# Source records

******************************

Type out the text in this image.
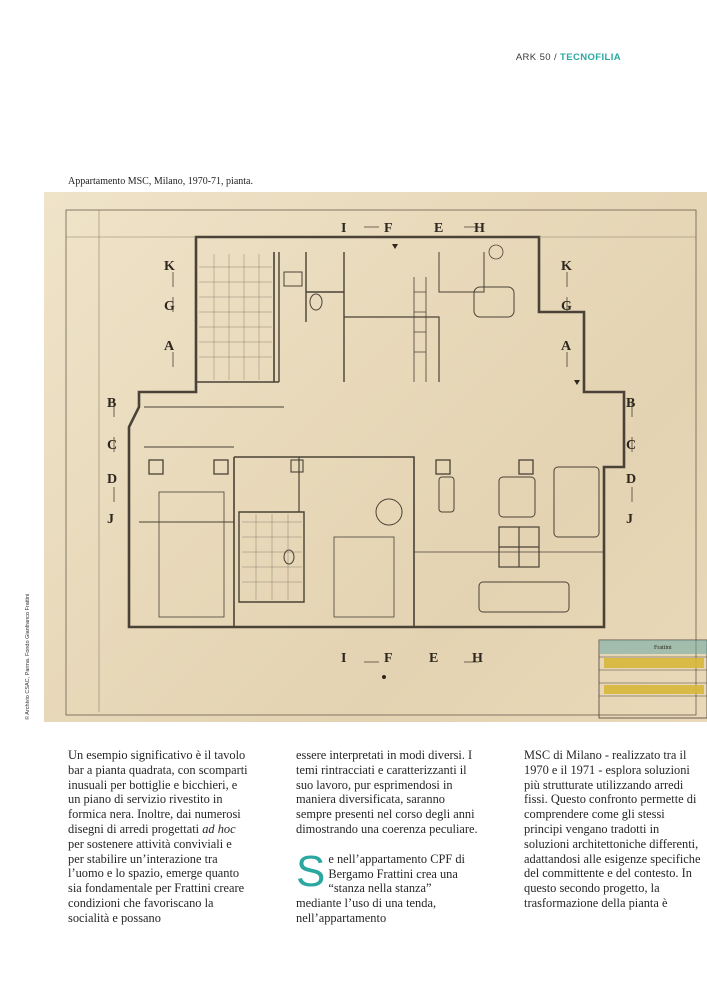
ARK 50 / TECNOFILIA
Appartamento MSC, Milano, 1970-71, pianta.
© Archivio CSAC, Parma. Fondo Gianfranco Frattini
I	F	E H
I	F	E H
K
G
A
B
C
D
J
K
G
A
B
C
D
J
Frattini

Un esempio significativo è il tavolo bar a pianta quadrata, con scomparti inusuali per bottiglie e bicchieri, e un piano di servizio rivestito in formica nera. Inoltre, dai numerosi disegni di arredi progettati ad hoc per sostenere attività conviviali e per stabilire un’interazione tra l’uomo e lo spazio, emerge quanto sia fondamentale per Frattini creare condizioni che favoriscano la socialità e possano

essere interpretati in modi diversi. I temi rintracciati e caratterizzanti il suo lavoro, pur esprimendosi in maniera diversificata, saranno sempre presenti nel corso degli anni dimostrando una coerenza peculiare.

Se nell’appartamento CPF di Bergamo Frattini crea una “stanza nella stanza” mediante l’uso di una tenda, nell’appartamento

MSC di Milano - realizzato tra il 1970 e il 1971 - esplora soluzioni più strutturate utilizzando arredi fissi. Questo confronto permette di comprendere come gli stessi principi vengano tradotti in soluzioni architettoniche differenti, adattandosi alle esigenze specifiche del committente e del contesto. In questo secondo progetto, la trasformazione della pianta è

******************************

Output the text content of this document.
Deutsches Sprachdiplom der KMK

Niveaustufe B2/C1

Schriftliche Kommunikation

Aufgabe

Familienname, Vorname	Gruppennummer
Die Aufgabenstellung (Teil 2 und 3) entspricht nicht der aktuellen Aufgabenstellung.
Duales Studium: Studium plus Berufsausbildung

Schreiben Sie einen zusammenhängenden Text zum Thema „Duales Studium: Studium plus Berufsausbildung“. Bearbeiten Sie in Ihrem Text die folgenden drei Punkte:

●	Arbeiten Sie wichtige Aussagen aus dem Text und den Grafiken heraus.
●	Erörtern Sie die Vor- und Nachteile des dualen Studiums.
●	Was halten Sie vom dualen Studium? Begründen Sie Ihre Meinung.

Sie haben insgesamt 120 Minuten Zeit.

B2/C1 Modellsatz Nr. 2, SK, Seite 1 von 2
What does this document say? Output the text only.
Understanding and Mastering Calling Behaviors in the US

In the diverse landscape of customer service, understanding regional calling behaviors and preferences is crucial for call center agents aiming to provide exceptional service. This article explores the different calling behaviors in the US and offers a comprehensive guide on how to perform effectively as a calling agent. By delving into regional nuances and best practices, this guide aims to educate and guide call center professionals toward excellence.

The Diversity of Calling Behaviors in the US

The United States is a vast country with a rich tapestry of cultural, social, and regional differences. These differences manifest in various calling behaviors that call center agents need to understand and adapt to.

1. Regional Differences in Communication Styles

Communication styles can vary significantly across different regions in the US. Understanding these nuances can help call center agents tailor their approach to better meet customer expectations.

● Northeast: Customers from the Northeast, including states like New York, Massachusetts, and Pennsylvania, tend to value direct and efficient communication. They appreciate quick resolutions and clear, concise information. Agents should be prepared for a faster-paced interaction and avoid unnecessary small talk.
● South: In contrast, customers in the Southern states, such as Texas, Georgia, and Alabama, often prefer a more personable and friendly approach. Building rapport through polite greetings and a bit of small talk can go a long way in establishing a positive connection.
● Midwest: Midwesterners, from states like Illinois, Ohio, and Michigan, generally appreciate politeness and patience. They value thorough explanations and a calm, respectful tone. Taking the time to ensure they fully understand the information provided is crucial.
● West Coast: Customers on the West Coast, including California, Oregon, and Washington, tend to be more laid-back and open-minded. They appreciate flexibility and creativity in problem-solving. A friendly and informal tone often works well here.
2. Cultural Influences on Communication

******************************

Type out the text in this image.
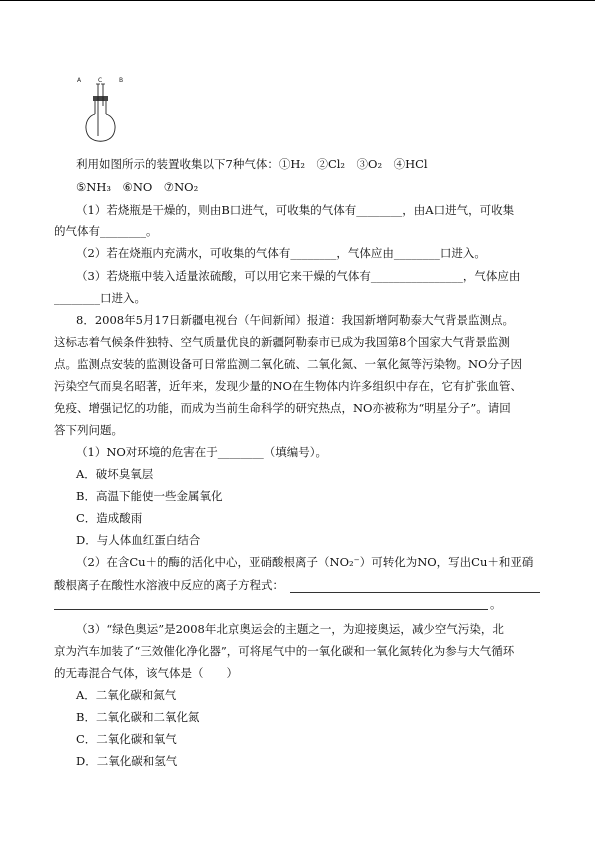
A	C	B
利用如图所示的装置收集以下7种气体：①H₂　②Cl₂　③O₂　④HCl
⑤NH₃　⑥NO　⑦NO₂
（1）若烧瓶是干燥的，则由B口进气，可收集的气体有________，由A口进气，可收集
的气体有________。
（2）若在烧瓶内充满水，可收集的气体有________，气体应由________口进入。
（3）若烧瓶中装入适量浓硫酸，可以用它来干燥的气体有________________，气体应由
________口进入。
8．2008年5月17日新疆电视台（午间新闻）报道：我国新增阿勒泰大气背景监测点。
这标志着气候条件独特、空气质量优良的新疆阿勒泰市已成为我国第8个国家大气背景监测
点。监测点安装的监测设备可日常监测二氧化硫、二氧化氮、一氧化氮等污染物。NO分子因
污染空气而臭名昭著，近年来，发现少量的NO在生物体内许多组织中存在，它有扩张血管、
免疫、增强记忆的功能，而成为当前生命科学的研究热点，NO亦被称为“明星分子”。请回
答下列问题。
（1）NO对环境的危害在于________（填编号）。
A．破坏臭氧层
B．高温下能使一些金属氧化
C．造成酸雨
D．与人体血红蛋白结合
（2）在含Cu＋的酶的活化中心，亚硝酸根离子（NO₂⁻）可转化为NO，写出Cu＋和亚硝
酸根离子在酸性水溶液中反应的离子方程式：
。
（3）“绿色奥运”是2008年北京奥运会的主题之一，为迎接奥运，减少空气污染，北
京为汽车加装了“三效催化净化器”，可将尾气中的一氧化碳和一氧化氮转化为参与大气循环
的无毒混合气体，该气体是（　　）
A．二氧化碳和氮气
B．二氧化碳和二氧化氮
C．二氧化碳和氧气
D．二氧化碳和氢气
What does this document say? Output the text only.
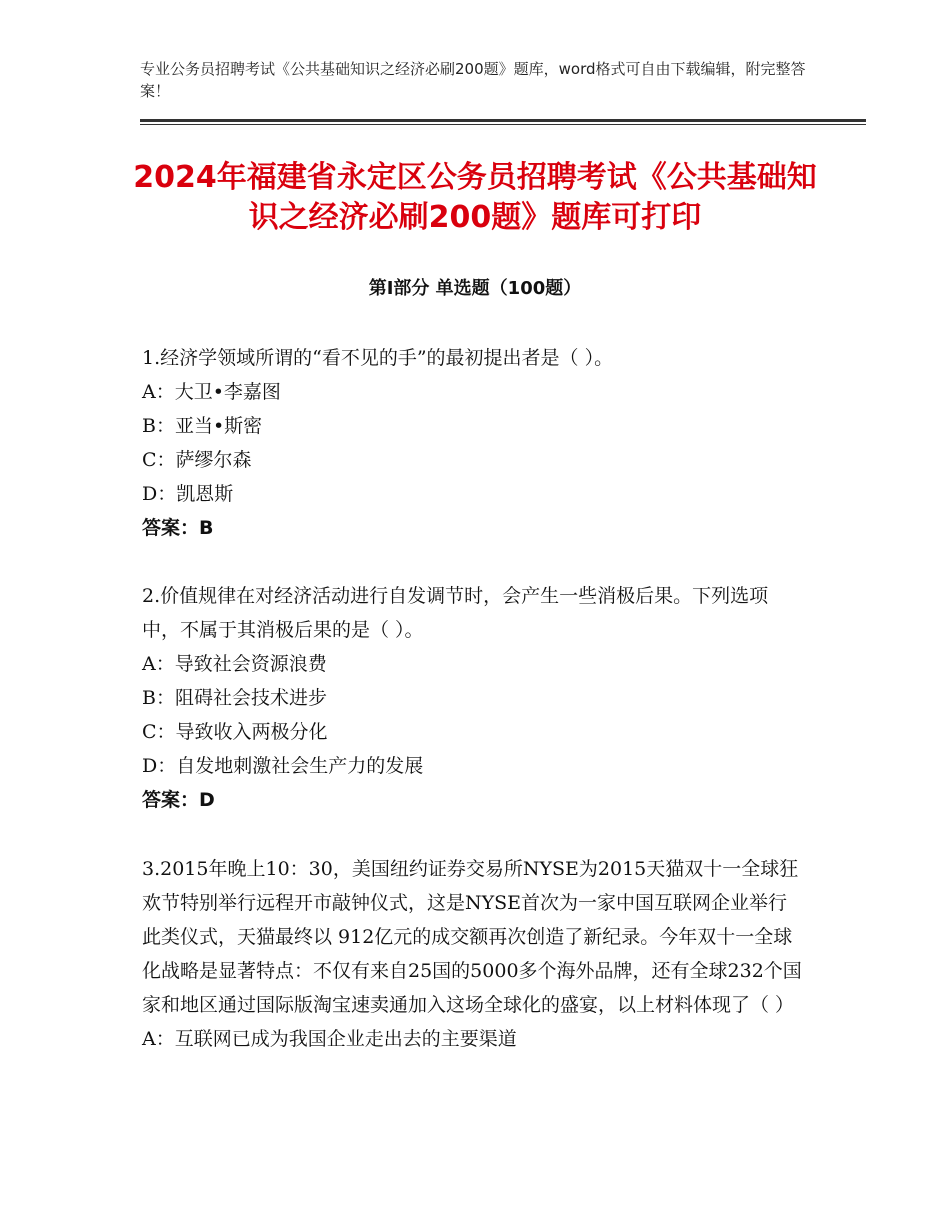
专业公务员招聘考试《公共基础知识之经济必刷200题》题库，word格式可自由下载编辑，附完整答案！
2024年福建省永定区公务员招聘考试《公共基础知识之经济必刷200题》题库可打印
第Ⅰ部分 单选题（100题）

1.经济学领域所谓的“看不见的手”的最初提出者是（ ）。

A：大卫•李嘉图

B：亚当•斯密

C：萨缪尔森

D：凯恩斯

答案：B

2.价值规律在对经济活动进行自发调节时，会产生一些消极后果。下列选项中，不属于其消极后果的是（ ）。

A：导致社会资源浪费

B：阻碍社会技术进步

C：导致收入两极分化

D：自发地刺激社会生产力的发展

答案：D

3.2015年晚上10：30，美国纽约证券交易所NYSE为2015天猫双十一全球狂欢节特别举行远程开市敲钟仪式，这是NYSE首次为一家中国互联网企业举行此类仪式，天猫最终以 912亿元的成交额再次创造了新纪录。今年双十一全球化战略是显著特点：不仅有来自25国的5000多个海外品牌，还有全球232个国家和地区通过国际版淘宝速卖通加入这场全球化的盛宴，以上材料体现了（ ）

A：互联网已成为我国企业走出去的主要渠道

******************************

Return all lines of the material above in which the word "friendly" occurs.

# FULL RESPONSE
● South: In contrast, customers in the Southern states, such as Texas, Georgia, and Alabama, often prefer a more personable and friendly approach. Building rapport through polite greetings and a bit of small talk can go a long way in establishing a positive connection.
● West Coast: Customers on the West Coast, including California, Oregon, and Washington, tend to be more laid-back and open-minded. They appreciate flexibility and creativity in problem-solving. A friendly and informal tone often works well here.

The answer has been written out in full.